_STATED TASK_: Where a line in the listing contains the string "Velocity", copy that line out.

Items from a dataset

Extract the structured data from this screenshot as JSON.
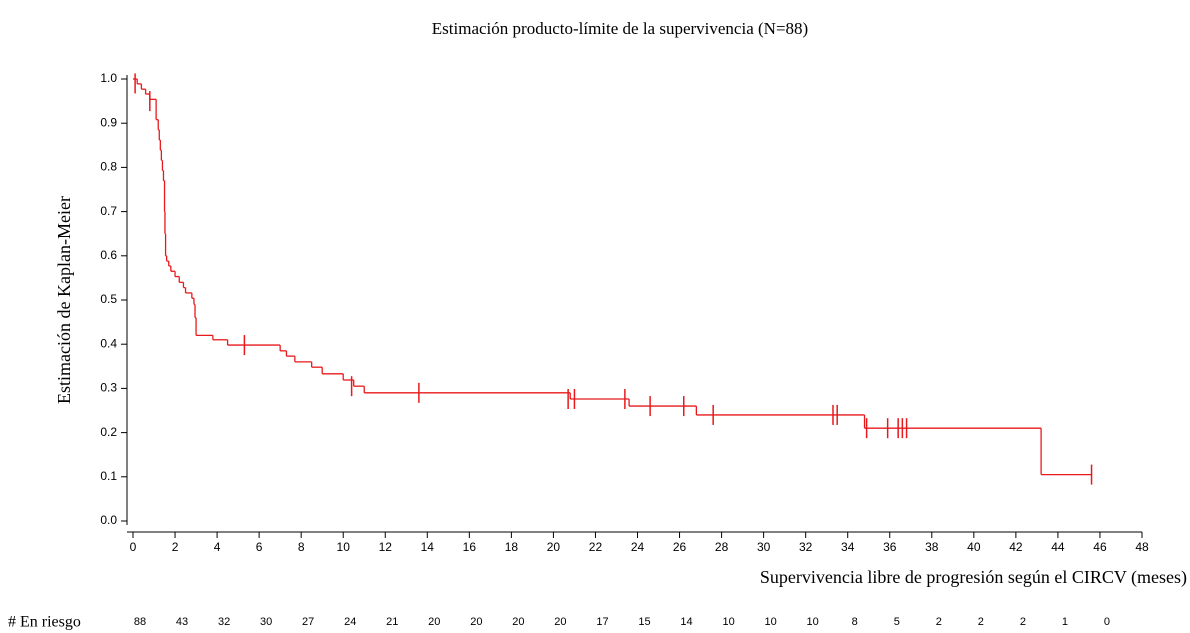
{
  "chart_data": {
    "type": "km",
    "title": "Estimación producto-límite de la supervivencia (N=88)",
    "x_label": "Supervivencia libre de progresión según el CIRCV (meses)",
    "y_label": "Estimación de Kaplan-Meier",
    "color": "#e8191c",
    "xlim": [
      0,
      48
    ],
    "xticks": [
      0,
      2,
      4,
      6,
      8,
      10,
      12,
      14,
      16,
      18,
      20,
      22,
      24,
      26,
      28,
      30,
      32,
      34,
      36,
      38,
      40,
      42,
      44,
      46,
      48
    ],
    "ylim": [
      0,
      1
    ],
    "yticks": [
      {
        "value": 0,
        "label": "0.0"
      },
      0.1,
      0.2,
      0.3,
      0.4,
      0.5,
      0.6,
      0.7,
      0.8,
      0.9,
      {
        "value": 1,
        "label": "1.0"
      }
    ],
    "time": [
      0,
      0.2,
      0.4,
      0.6,
      0.8,
      1.1,
      1.2,
      1.25,
      1.3,
      1.35,
      1.4,
      1.45,
      1.5,
      1.52,
      1.55,
      1.6,
      1.7,
      1.8,
      2.0,
      2.2,
      2.4,
      2.5,
      2.8,
      2.9,
      2.95,
      3.0,
      3.8,
      4.5,
      7.0,
      7.3,
      7.7,
      8.5,
      9.0,
      10.0,
      10.5,
      11.0,
      20.8,
      23.6,
      26.8,
      34.8,
      43.2
    ],
    "survival": [
      1.0,
      0.989,
      0.977,
      0.966,
      0.954,
      0.908,
      0.885,
      0.862,
      0.839,
      0.816,
      0.793,
      0.77,
      0.7,
      0.65,
      0.6,
      0.588,
      0.577,
      0.565,
      0.553,
      0.54,
      0.528,
      0.516,
      0.504,
      0.49,
      0.46,
      0.42,
      0.41,
      0.398,
      0.385,
      0.373,
      0.36,
      0.348,
      0.333,
      0.319,
      0.305,
      0.29,
      0.276,
      0.26,
      0.24,
      0.21,
      0.105
    ],
    "censored_time": [
      0.1,
      0.8,
      5.3,
      10.4,
      13.6,
      20.7,
      21.0,
      23.4,
      24.6,
      26.2,
      27.6,
      33.3,
      33.5,
      34.9,
      35.9,
      36.4,
      36.6,
      36.8,
      45.6
    ],
    "censored_survival": [
      0.99,
      0.95,
      0.398,
      0.305,
      0.29,
      0.276,
      0.276,
      0.276,
      0.26,
      0.26,
      0.24,
      0.24,
      0.24,
      0.21,
      0.21,
      0.21,
      0.21,
      0.21,
      0.105
    ],
    "at_risk_label": "# En riesgo",
    "at_risk": [
      88,
      43,
      32,
      30,
      27,
      24,
      21,
      20,
      20,
      20,
      20,
      17,
      15,
      14,
      10,
      10,
      10,
      8,
      5,
      2,
      2,
      2,
      1,
      0
    ]
  }
}
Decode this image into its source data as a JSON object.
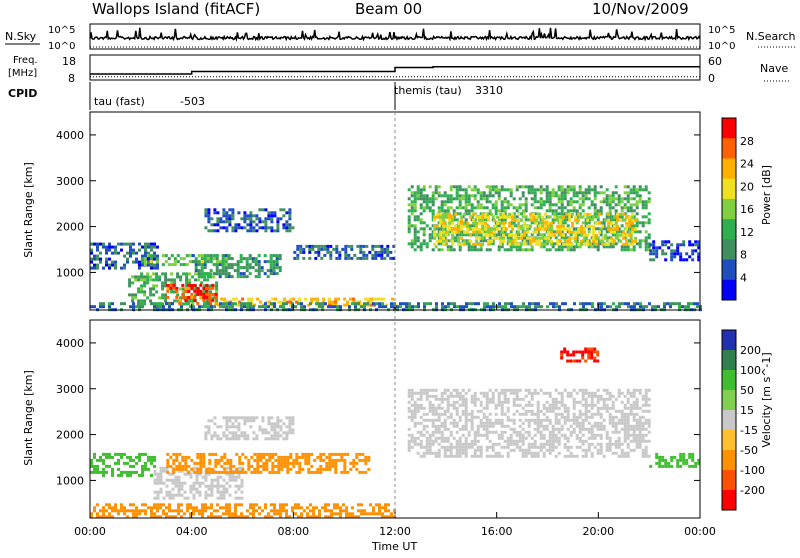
{
  "header": {
    "station": "Wallops Island (fitACF)",
    "beam": "Beam 00",
    "date": "10/Nov/2009"
  },
  "noise_panel": {
    "left_label": "N.Sky",
    "left_ticks": [
      "10^5",
      "10^0"
    ],
    "right_ticks": [
      "10^5",
      "10^0"
    ],
    "right_label": "N.Search"
  },
  "freq_panel": {
    "left_label_top": "Freq.",
    "left_label_bottom": "[MHz]",
    "left_ticks": [
      "18",
      "8"
    ],
    "right_ticks": [
      "60",
      "0"
    ],
    "right_label": "Nave",
    "freq_steps": [
      [
        0,
        10.4
      ],
      [
        4,
        11.4
      ],
      [
        12,
        13.0
      ],
      [
        13.5,
        13.3
      ],
      [
        24,
        13.3
      ]
    ],
    "nave_level": 8
  },
  "cpid_panel": {
    "label": "CPID",
    "programs": [
      {
        "name": "tau (fast)",
        "id": "-503",
        "start_hour": 0
      },
      {
        "name": "themis (tau)",
        "id": "3310",
        "start_hour": 12
      }
    ]
  },
  "chart_data": [
    {
      "type": "heatmap",
      "quantity": "Power",
      "ylabel": "Slant Range [km]",
      "xlabel": "Time UT",
      "x_ticks": [
        "00:00",
        "04:00",
        "08:00",
        "12:00",
        "16:00",
        "20:00",
        "00:00"
      ],
      "y_ticks": [
        "1000",
        "2000",
        "3000",
        "4000"
      ],
      "xlim": [
        0,
        24
      ],
      "ylim": [
        180,
        4500
      ],
      "colorbar": {
        "label": "Power [dB]",
        "ticks": [
          "28",
          "24",
          "20",
          "16",
          "12",
          "8",
          "4"
        ],
        "range": [
          0,
          32
        ],
        "colors": [
          "#0000ff",
          "#1f4fbf",
          "#3f8f5f",
          "#2faf4f",
          "#7fd03f",
          "#f0e020",
          "#ffb000",
          "#ff6000",
          "#ff0000"
        ]
      },
      "echo_regions": [
        {
          "t0": 0.0,
          "t1": 2.6,
          "r0": 1100,
          "r1": 1650,
          "level": 6
        },
        {
          "t0": 1.5,
          "t1": 5.0,
          "r0": 300,
          "r1": 1000,
          "level": 12
        },
        {
          "t0": 3.0,
          "t1": 5.0,
          "r0": 300,
          "r1": 750,
          "level": 28
        },
        {
          "t0": 2.0,
          "t1": 5.5,
          "r0": 1150,
          "r1": 1400,
          "level": 14
        },
        {
          "t0": 5.0,
          "t1": 12.0,
          "r0": 300,
          "r1": 450,
          "level": 22
        },
        {
          "t0": 4.0,
          "t1": 7.5,
          "r0": 900,
          "r1": 1400,
          "level": 10
        },
        {
          "t0": 4.5,
          "t1": 8.0,
          "r0": 1900,
          "r1": 2400,
          "level": 6
        },
        {
          "t0": 8.0,
          "t1": 12.0,
          "r0": 1300,
          "r1": 1600,
          "level": 6
        },
        {
          "t0": 12.5,
          "t1": 22.0,
          "r0": 1500,
          "r1": 2900,
          "level": 12
        },
        {
          "t0": 13.5,
          "t1": 21.5,
          "r0": 1600,
          "r1": 2300,
          "level": 20
        },
        {
          "t0": 22.0,
          "t1": 24.0,
          "r0": 1300,
          "r1": 1700,
          "level": 5
        },
        {
          "t0": 0.0,
          "t1": 24.0,
          "r0": 180,
          "r1": 350,
          "level": 8
        }
      ]
    },
    {
      "type": "heatmap",
      "quantity": "Velocity",
      "ylabel": "Slant Range [km]",
      "xlabel": "Time UT",
      "x_ticks": [
        "00:00",
        "04:00",
        "08:00",
        "12:00",
        "16:00",
        "20:00",
        "00:00"
      ],
      "y_ticks": [
        "1000",
        "2000",
        "3000",
        "4000"
      ],
      "xlim": [
        0,
        24
      ],
      "ylim": [
        180,
        4500
      ],
      "colorbar": {
        "label": "Velocity [m s^-1]",
        "ticks": [
          "200",
          "100",
          "50",
          "15",
          "-15",
          "-50",
          "-100",
          "-200"
        ],
        "colors": [
          "#2030b0",
          "#2f7f4f",
          "#3fbf2f",
          "#80d050",
          "#c8c8c8",
          "#ffc030",
          "#ff9000",
          "#ff5000",
          "#ff0000"
        ]
      },
      "echo_regions": [
        {
          "t0": 0.0,
          "t1": 2.5,
          "r0": 1100,
          "r1": 1600,
          "level": 60
        },
        {
          "t0": 2.5,
          "t1": 6.0,
          "r0": 600,
          "r1": 1300,
          "level": 0
        },
        {
          "t0": 3.0,
          "t1": 11.0,
          "r0": 1150,
          "r1": 1600,
          "level": -40
        },
        {
          "t0": 4.5,
          "t1": 8.0,
          "r0": 1900,
          "r1": 2400,
          "level": 0
        },
        {
          "t0": 0.0,
          "t1": 12.0,
          "r0": 200,
          "r1": 500,
          "level": -40
        },
        {
          "t0": 12.5,
          "t1": 22.0,
          "r0": 1500,
          "r1": 3000,
          "level": 0
        },
        {
          "t0": 22.0,
          "t1": 24.0,
          "r0": 1300,
          "r1": 1600,
          "level": 60
        },
        {
          "t0": 18.5,
          "t1": 20.0,
          "r0": 3600,
          "r1": 3900,
          "level": -150
        }
      ]
    }
  ]
}
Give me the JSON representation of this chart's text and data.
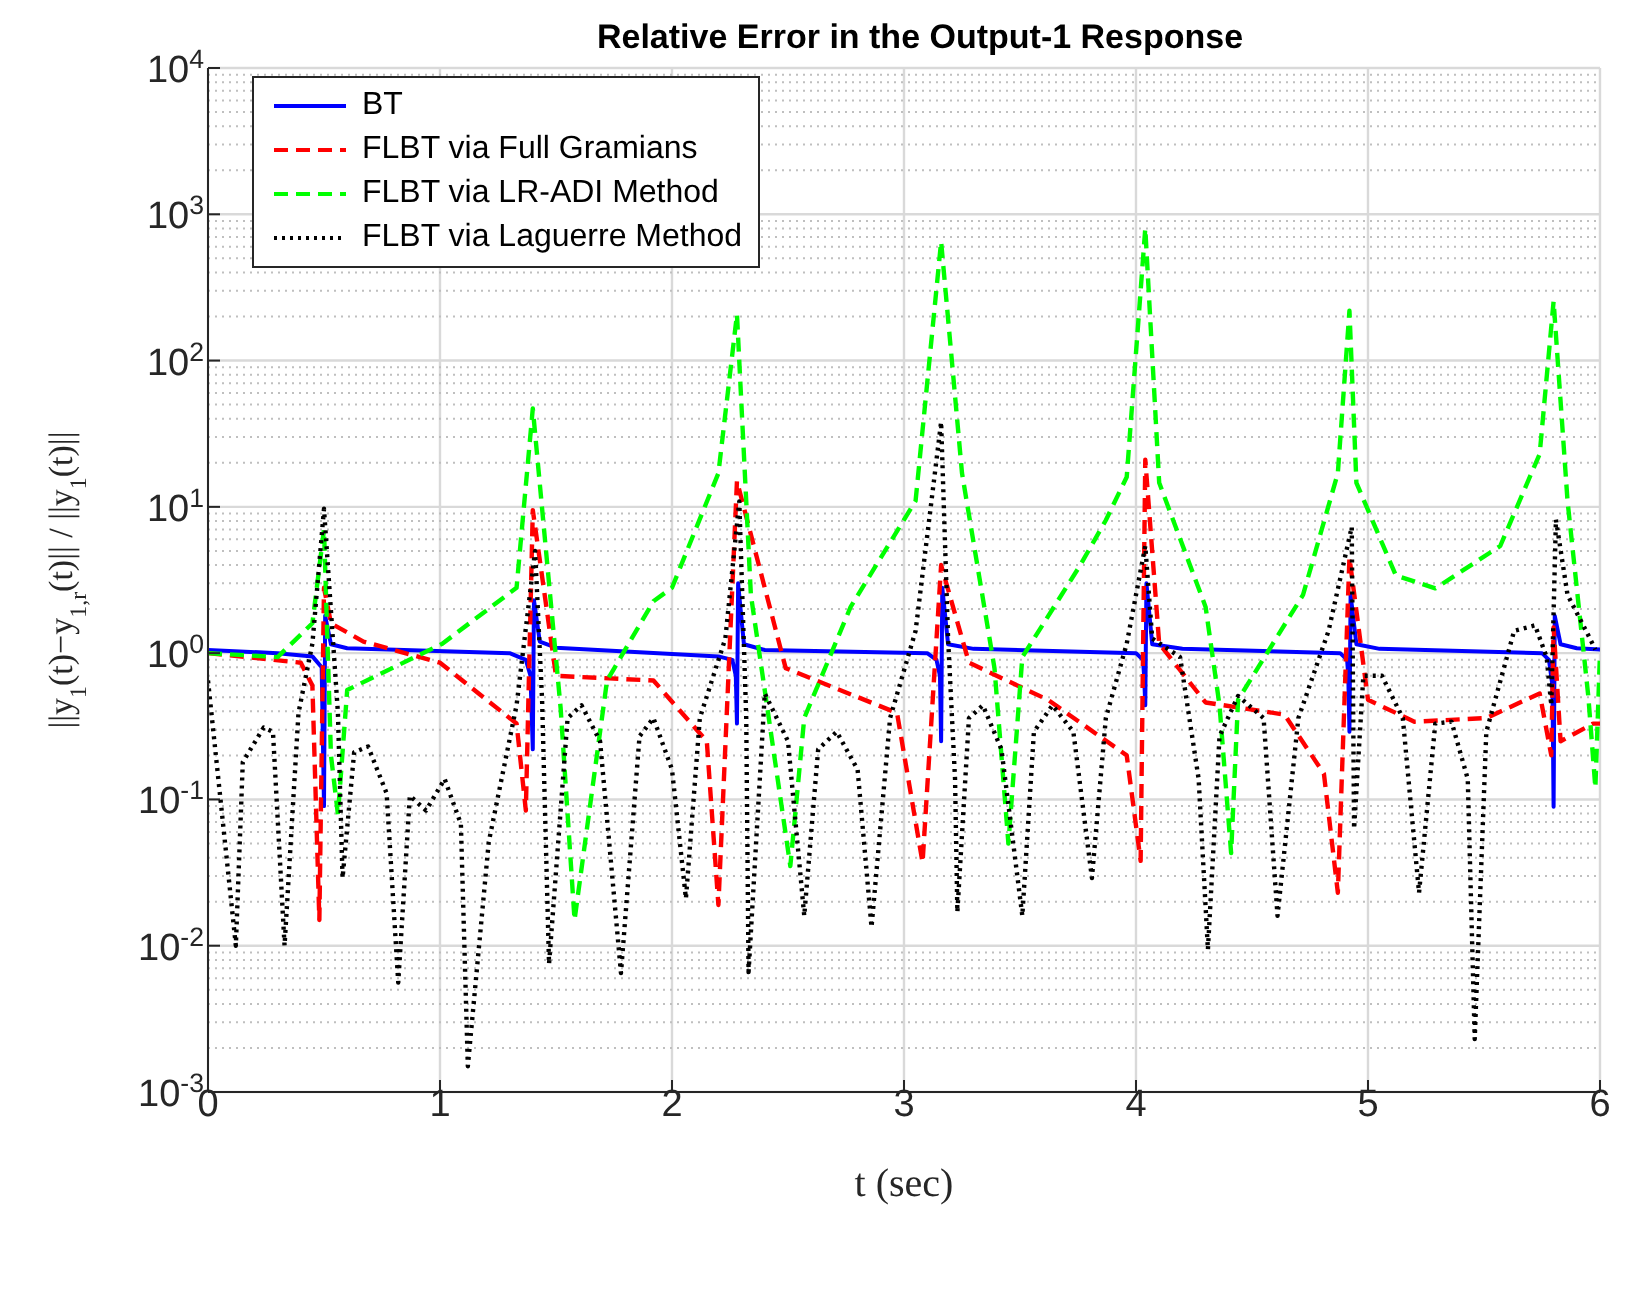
{
  "chart_data": {
    "type": "line",
    "title": "Relative Error in the Output-1 Response",
    "xlabel": "t (sec)",
    "ylabel": "||y$_{1}$(t)−y$_{1,r}$(t)|| / ||y$_{1}$(t)||",
    "log": "y",
    "grid": true,
    "legend": "top left",
    "xlim": [
      0,
      6
    ],
    "xticks": [
      0,
      1,
      2,
      3,
      4,
      5,
      6
    ],
    "ylim": [
      0.001,
      10000
    ],
    "yticks": [
      {
        "value": 0.001,
        "label": "10$^{-3}$"
      },
      {
        "value": 0.01,
        "label": "10$^{-2}$"
      },
      {
        "value": 0.1,
        "label": "10$^{-1}$"
      },
      {
        "value": 1,
        "label": "10$^{0}$"
      },
      {
        "value": 10,
        "label": "10$^{1}$"
      },
      {
        "value": 100,
        "label": "10$^{2}$"
      },
      {
        "value": 1000,
        "label": "10$^{3}$"
      },
      {
        "value": 10000,
        "label": "10$^{4}$"
      }
    ],
    "series": [
      {
        "name": "BT",
        "color": "#0000ff",
        "line_style": "solid",
        "x": [
          0,
          0.3,
          0.45,
          0.49,
          0.5,
          0.505,
          0.53,
          0.6,
          1.3,
          1.37,
          1.39,
          1.4,
          1.405,
          1.43,
          1.5,
          2.2,
          2.26,
          2.275,
          2.28,
          2.285,
          2.31,
          2.4,
          3.1,
          3.14,
          3.155,
          3.16,
          3.165,
          3.19,
          3.3,
          4.0,
          4.03,
          4.035,
          4.04,
          4.045,
          4.07,
          4.2,
          4.88,
          4.91,
          4.915,
          4.92,
          4.925,
          4.95,
          5.05,
          5.75,
          5.78,
          5.795,
          5.8,
          5.805,
          5.83,
          5.9,
          6.0
        ],
        "values": [
          1.05,
          1.0,
          0.95,
          0.8,
          0.09,
          1.8,
          1.15,
          1.08,
          1.0,
          0.9,
          0.7,
          0.22,
          2.3,
          1.2,
          1.09,
          0.95,
          0.9,
          0.7,
          0.33,
          3.0,
          1.15,
          1.05,
          1.0,
          0.9,
          0.7,
          0.25,
          2.8,
          1.15,
          1.07,
          1.0,
          0.9,
          0.7,
          0.44,
          3.0,
          1.15,
          1.07,
          1.0,
          0.9,
          0.7,
          0.29,
          2.5,
          1.15,
          1.07,
          1.0,
          0.9,
          0.6,
          0.089,
          1.8,
          1.15,
          1.08,
          1.06
        ]
      },
      {
        "name": "FLBT via Full Gramians",
        "color": "#ff0000",
        "line_style": "dashed",
        "x": [
          0,
          0.4,
          0.45,
          0.48,
          0.5,
          0.53,
          0.67,
          1.0,
          1.33,
          1.37,
          1.4,
          1.5,
          1.92,
          2.15,
          2.2,
          2.28,
          2.49,
          2.97,
          3.08,
          3.16,
          3.28,
          3.62,
          3.96,
          4.02,
          4.04,
          4.1,
          4.3,
          4.64,
          4.81,
          4.87,
          4.92,
          5.0,
          5.2,
          5.51,
          5.74,
          5.79,
          5.8,
          5.83,
          5.97,
          6.0
        ],
        "values": [
          1.0,
          0.86,
          0.6,
          0.015,
          2.8,
          1.6,
          1.2,
          0.86,
          0.33,
          0.084,
          9.5,
          0.7,
          0.65,
          0.25,
          0.019,
          15,
          0.79,
          0.39,
          0.037,
          4.0,
          0.86,
          0.48,
          0.2,
          0.038,
          21,
          1.16,
          0.46,
          0.38,
          0.15,
          0.023,
          4.5,
          0.48,
          0.34,
          0.36,
          0.53,
          0.2,
          1.5,
          0.25,
          0.33,
          0.33
        ]
      },
      {
        "name": "FLBT via LR-ADI Method",
        "color": "#00ff00",
        "line_style": "dashed",
        "x": [
          0,
          0.3,
          0.45,
          0.5,
          0.53,
          0.56,
          0.6,
          1.01,
          1.33,
          1.4,
          1.52,
          1.58,
          1.72,
          1.92,
          2.0,
          2.2,
          2.28,
          2.34,
          2.51,
          2.57,
          2.77,
          3.05,
          3.16,
          3.25,
          3.39,
          3.45,
          3.51,
          3.76,
          3.87,
          3.96,
          4.04,
          4.1,
          4.3,
          4.36,
          4.41,
          4.44,
          4.72,
          4.87,
          4.92,
          4.95,
          5.12,
          5.29,
          5.57,
          5.74,
          5.8,
          5.86,
          5.95,
          5.98,
          6.0
        ],
        "values": [
          1.0,
          0.94,
          1.6,
          7.0,
          0.2,
          0.079,
          0.56,
          1.16,
          2.8,
          47,
          0.42,
          0.015,
          0.65,
          2.26,
          2.8,
          17,
          207,
          2.5,
          0.035,
          0.36,
          2.07,
          11,
          650,
          17,
          0.79,
          0.05,
          0.94,
          4.0,
          8.1,
          16,
          800,
          14.6,
          2.07,
          0.44,
          0.043,
          0.48,
          2.5,
          17,
          219,
          14.6,
          3.4,
          2.77,
          5.4,
          23,
          254,
          11,
          0.5,
          0.12,
          1.0
        ]
      },
      {
        "name": "FLBT via Laguerre Method",
        "color": "#000000",
        "line_style": "dotted",
        "x": [
          0,
          0.12,
          0.15,
          0.24,
          0.28,
          0.33,
          0.39,
          0.45,
          0.5,
          0.56,
          0.58,
          0.63,
          0.69,
          0.77,
          0.82,
          0.87,
          0.94,
          1.02,
          1.09,
          1.12,
          1.21,
          1.33,
          1.41,
          1.44,
          1.47,
          1.55,
          1.61,
          1.69,
          1.78,
          1.86,
          1.92,
          2.0,
          2.06,
          2.12,
          2.23,
          2.29,
          2.32,
          2.33,
          2.4,
          2.5,
          2.57,
          2.63,
          2.71,
          2.8,
          2.86,
          2.94,
          3.05,
          3.16,
          3.19,
          3.22,
          3.23,
          3.28,
          3.34,
          3.42,
          3.51,
          3.56,
          3.64,
          3.73,
          3.81,
          3.87,
          3.96,
          4.04,
          4.07,
          4.19,
          4.27,
          4.31,
          4.36,
          4.44,
          4.55,
          4.61,
          4.7,
          4.83,
          4.93,
          4.94,
          4.98,
          5.06,
          5.15,
          5.22,
          5.29,
          5.36,
          5.43,
          5.46,
          5.51,
          5.63,
          5.72,
          5.77,
          5.79,
          5.81,
          5.86,
          5.94,
          5.98
        ],
        "values": [
          0.65,
          0.01,
          0.18,
          0.31,
          0.29,
          0.01,
          0.39,
          1.16,
          9.7,
          0.39,
          0.029,
          0.21,
          0.23,
          0.11,
          0.0056,
          0.106,
          0.084,
          0.138,
          0.068,
          0.0015,
          0.051,
          0.44,
          5.0,
          0.48,
          0.0075,
          0.36,
          0.44,
          0.25,
          0.0065,
          0.27,
          0.36,
          0.16,
          0.021,
          0.36,
          1.26,
          10.9,
          0.36,
          0.0066,
          0.53,
          0.25,
          0.016,
          0.22,
          0.29,
          0.16,
          0.0134,
          0.36,
          1.42,
          38,
          1.26,
          0.138,
          0.017,
          0.36,
          0.44,
          0.22,
          0.016,
          0.29,
          0.44,
          0.29,
          0.029,
          0.36,
          1.16,
          5.4,
          1.26,
          0.94,
          0.138,
          0.0094,
          0.27,
          0.51,
          0.36,
          0.016,
          0.36,
          1.42,
          7.3,
          0.063,
          0.7,
          0.7,
          0.36,
          0.023,
          0.33,
          0.34,
          0.138,
          0.0023,
          0.29,
          1.42,
          1.55,
          0.94,
          0.44,
          8.2,
          2.5,
          1.42,
          1.06
        ]
      }
    ]
  }
}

_RESULT OF THE TASK_:
      "quantity": "Velocity",
        "label": "Velocity [m s^-1]",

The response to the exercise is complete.